■ Exercise requirements ■
What follows is a set of entries. Give them again exactly, without the pictures.

** START Material **

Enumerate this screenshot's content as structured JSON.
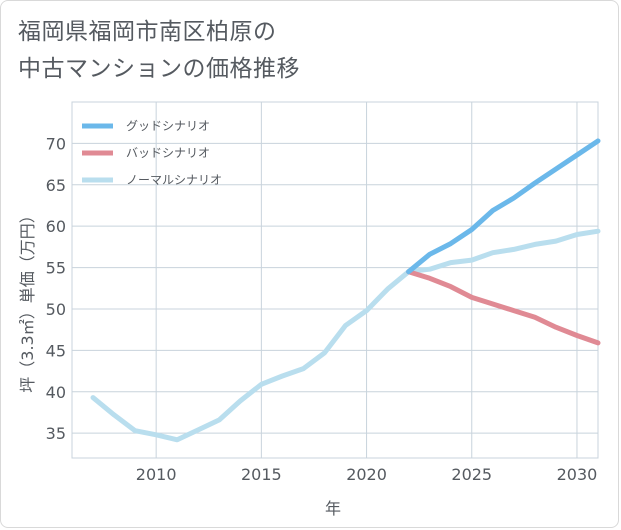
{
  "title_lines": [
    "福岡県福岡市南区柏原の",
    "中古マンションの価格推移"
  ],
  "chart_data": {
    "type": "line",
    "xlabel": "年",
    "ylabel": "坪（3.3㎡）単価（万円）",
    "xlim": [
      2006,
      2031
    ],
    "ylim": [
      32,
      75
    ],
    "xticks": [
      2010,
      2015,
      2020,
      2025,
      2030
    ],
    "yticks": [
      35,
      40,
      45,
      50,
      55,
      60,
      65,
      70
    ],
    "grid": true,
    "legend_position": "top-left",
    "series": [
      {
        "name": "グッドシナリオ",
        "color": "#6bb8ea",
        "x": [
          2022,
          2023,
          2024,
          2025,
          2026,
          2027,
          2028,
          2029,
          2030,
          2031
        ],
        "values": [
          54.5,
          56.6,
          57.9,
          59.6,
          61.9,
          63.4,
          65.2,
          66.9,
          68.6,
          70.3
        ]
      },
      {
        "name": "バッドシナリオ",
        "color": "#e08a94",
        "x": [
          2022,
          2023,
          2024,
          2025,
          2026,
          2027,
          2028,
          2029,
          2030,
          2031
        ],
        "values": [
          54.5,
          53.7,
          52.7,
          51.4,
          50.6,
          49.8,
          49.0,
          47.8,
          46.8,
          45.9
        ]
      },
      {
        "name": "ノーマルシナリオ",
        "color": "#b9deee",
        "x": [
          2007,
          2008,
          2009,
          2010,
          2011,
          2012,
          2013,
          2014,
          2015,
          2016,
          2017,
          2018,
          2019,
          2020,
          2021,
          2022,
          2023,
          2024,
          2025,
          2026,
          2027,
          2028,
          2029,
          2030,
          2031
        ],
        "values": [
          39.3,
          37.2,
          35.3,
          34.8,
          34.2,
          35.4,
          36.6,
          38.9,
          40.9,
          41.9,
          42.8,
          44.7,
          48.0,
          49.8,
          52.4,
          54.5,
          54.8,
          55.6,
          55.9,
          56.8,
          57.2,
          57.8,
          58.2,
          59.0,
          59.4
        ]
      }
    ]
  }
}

** END Material **

■ Output of the exercise ■
Enumerate this screenshot's content as structured JSON.
{
  "title_lines": [
    "福岡県福岡市南区柏原の",
    "中古マンションの価格推移"
  ],
  "chart_data": {
    "type": "line",
    "xlabel": "年",
    "ylabel": "坪（3.3㎡）単価（万円）",
    "xlim": [
      2006,
      2031
    ],
    "ylim": [
      32,
      75
    ],
    "xticks": [
      2010,
      2015,
      2020,
      2025,
      2030
    ],
    "yticks": [
      35,
      40,
      45,
      50,
      55,
      60,
      65,
      70
    ],
    "grid": true,
    "legend_position": "top-left",
    "series": [
      {
        "name": "グッドシナリオ",
        "color": "#6bb8ea",
        "x": [
          2022,
          2023,
          2024,
          2025,
          2026,
          2027,
          2028,
          2029,
          2030,
          2031
        ],
        "values": [
          54.5,
          56.6,
          57.9,
          59.6,
          61.9,
          63.4,
          65.2,
          66.9,
          68.6,
          70.3
        ]
      },
      {
        "name": "バッドシナリオ",
        "color": "#e08a94",
        "x": [
          2022,
          2023,
          2024,
          2025,
          2026,
          2027,
          2028,
          2029,
          2030,
          2031
        ],
        "values": [
          54.5,
          53.7,
          52.7,
          51.4,
          50.6,
          49.8,
          49.0,
          47.8,
          46.8,
          45.9
        ]
      },
      {
        "name": "ノーマルシナリオ",
        "color": "#b9deee",
        "x": [
          2007,
          2008,
          2009,
          2010,
          2011,
          2012,
          2013,
          2014,
          2015,
          2016,
          2017,
          2018,
          2019,
          2020,
          2021,
          2022,
          2023,
          2024,
          2025,
          2026,
          2027,
          2028,
          2029,
          2030,
          2031
        ],
        "values": [
          39.3,
          37.2,
          35.3,
          34.8,
          34.2,
          35.4,
          36.6,
          38.9,
          40.9,
          41.9,
          42.8,
          44.7,
          48.0,
          49.8,
          52.4,
          54.5,
          54.8,
          55.6,
          55.9,
          56.8,
          57.2,
          57.8,
          58.2,
          59.0,
          59.4
        ]
      }
    ]
  }
}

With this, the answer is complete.